▶ [TASK 1]
Render the records as a JSON list of strings, one string per line with blank lines omitted, starting at the first line of the records and continuing through the line with "heatmap-ridge-cell: [621, 148, 624, 152]".

▶ [PAGE EXCERPT]

════════════════════

Explain that this process is an **algorithm**. If there's time, get students to write some pseudocode to express the algorithm. It should go something like this (the level of formality could vary, although is unimportant. The main idea is to be able to express the process as an algorithm).

### Card set 3

For (most) students who are unfamiliar with this type of puzzle, the algorithm above might seem infallible. In math and computer science, though, an algorithm can seem perfect but than fail unexpectedly. For this reason, we must always be able to prove (explain convincingly using logical reasoning) that an algorithm is correct before we conclude that it is. In this case, it turns out that it breaks sometimes.

Instead of telling the students this, though, leave them to figure it out by giving them this next set of cards. This time, the theme is a cargo plane that has room for another **5000 KG** and wants to maximize the value of what it is carrying.

Either students will quickly realize their algorithm is no longer working correctly, they'll give an incorrect solution that's over the weight limit (probably including all but the 4th package), or they'll get the correct solution (the 3 biggest items), but not realize that it didn't actually follow the algorithm. If they give an incorrect solution, point out their error. If they don't follow the algorithm, remind them to follow it step-by-step.

In the order shown in the picture above, the value rations are $4/KG, $7/KG, $8/KG, $1/KG, $5/KG.

So our algorithm starts by taking the 3rd item, and then the 2nd item, as these two are the best value. However, then it makes a "mistake" by taking the 5th item, leaving not enough room for the 1st item (the best). There is room for the 4th item though. It would have been better to have not taken the 5th item, instead of taking the larger 1st item even though its ratio isn't as good.

We have now discovered that what seemed like a robust algorithm, is not. So, what do we do now? It seems that sometimes it's better to leave something behind to be able to take something better later (insert cheesy life analogy here, I'll leave that up to teachers!) It's tough to know when exactly we should be leaving something behind though.

Students might suggest just taking the items worth the most, ignoring the weight. However, point out that this wouldn't have worked with the previous 2 sets of cards, wherein both cases, the most valuable item was left behind.

Something else they might suggest is just trying every combination. With just 5 cards, and a little human intuition mixed in, this is straightforward. However, will it work when we have more cards?

════════════════════

▶ [RECORDS]
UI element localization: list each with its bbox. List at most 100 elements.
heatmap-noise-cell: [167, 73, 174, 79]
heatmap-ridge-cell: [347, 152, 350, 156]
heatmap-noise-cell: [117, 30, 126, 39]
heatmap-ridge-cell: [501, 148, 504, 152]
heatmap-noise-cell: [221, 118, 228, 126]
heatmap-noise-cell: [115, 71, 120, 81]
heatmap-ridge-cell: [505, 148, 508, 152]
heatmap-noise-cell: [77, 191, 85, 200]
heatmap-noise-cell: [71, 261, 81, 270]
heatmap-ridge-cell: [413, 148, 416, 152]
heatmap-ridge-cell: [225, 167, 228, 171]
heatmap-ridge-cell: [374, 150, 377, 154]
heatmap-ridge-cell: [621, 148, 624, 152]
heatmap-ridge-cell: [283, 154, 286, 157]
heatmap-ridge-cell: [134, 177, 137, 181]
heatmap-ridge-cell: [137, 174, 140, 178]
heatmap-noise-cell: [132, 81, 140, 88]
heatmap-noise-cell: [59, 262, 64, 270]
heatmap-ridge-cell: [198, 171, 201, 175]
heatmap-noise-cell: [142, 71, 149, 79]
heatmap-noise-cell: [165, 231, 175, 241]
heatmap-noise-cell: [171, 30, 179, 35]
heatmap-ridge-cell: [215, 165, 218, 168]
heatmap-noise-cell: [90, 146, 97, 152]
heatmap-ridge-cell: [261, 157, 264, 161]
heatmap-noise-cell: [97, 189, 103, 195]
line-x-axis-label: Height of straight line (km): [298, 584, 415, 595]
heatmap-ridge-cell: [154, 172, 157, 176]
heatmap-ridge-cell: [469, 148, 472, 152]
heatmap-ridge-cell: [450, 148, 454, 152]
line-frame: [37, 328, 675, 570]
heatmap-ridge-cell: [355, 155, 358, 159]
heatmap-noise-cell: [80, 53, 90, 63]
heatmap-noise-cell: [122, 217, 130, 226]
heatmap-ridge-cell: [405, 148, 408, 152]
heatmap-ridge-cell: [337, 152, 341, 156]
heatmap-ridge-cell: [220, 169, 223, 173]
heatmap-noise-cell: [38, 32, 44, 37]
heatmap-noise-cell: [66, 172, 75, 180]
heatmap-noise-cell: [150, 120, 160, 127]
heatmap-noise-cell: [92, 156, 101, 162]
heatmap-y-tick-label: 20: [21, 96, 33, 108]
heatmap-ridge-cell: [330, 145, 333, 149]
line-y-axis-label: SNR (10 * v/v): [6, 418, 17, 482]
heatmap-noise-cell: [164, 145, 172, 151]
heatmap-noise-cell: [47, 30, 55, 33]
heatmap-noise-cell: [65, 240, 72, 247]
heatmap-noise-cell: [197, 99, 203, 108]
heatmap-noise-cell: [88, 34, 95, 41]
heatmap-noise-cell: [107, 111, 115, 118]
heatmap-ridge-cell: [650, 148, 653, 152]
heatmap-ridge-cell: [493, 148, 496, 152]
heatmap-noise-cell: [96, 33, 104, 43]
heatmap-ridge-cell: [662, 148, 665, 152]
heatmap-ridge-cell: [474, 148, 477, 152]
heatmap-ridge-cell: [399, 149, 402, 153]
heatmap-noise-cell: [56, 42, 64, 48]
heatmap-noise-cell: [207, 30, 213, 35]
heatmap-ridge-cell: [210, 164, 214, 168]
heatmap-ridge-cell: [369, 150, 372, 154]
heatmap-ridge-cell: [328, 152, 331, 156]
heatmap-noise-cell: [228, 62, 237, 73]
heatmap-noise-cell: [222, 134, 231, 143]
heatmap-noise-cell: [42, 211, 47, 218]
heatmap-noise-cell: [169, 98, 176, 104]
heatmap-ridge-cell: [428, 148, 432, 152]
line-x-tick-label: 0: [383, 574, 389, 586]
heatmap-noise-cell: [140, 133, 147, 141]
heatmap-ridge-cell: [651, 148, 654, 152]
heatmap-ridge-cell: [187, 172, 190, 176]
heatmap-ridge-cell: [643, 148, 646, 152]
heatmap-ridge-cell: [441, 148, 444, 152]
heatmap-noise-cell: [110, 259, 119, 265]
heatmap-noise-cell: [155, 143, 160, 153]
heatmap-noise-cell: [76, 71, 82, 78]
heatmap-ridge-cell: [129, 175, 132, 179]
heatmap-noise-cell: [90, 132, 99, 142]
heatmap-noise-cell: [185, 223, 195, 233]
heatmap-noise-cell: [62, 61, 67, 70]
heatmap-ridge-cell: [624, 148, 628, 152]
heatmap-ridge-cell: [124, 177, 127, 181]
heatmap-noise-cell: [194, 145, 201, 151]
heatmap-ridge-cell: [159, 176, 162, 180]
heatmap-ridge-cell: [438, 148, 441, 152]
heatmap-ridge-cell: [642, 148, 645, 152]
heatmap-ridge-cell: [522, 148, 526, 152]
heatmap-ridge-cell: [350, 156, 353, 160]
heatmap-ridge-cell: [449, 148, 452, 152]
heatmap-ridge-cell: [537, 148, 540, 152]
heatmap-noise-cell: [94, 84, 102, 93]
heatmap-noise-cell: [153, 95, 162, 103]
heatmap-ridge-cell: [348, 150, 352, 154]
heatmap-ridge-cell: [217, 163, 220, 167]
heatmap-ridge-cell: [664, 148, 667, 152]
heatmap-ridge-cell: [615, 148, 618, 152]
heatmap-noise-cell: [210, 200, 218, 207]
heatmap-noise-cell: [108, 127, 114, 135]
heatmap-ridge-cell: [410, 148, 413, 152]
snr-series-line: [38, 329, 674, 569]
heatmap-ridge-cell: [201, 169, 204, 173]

════════════════════

▶ [TASK 2]
List every value ratio stated in the page excerpt, in the order given.

▶ [EXPECTED ANSWER 1]
[
  "UI element localization: list each with its bbox. List at most 100 elements.",
  "heatmap-noise-cell: [167, 73, 174, 79]",
  "heatmap-ridge-cell: [347, 152, 350, 156]",
  "heatmap-noise-cell: [117, 30, 126, 39]",
  "heatmap-ridge-cell: [501, 148, 504, 152]",
  "heatmap-noise-cell: [221, 118, 228, 126]",
  "heatmap-noise-cell: [115, 71, 120, 81]",
  "heatmap-ridge-cell: [505, 148, 508, 152]",
  "heatmap-noise-cell: [77, 191, 85, 200]",
  "heatmap-noise-cell: [71, 261, 81, 270]",
  "heatmap-ridge-cell: [413, 148, 416, 152]",
  "heatmap-ridge-cell: [225, 167, 228, 171]",
  "heatmap-ridge-cell: [374, 150, 377, 154]",
  "heatmap-ridge-cell: [621, 148, 624, 152]"
]

▶ [EXPECTED ANSWER 2]
$4/KG, $7/KG, $8/KG, $1/KG, $5/KG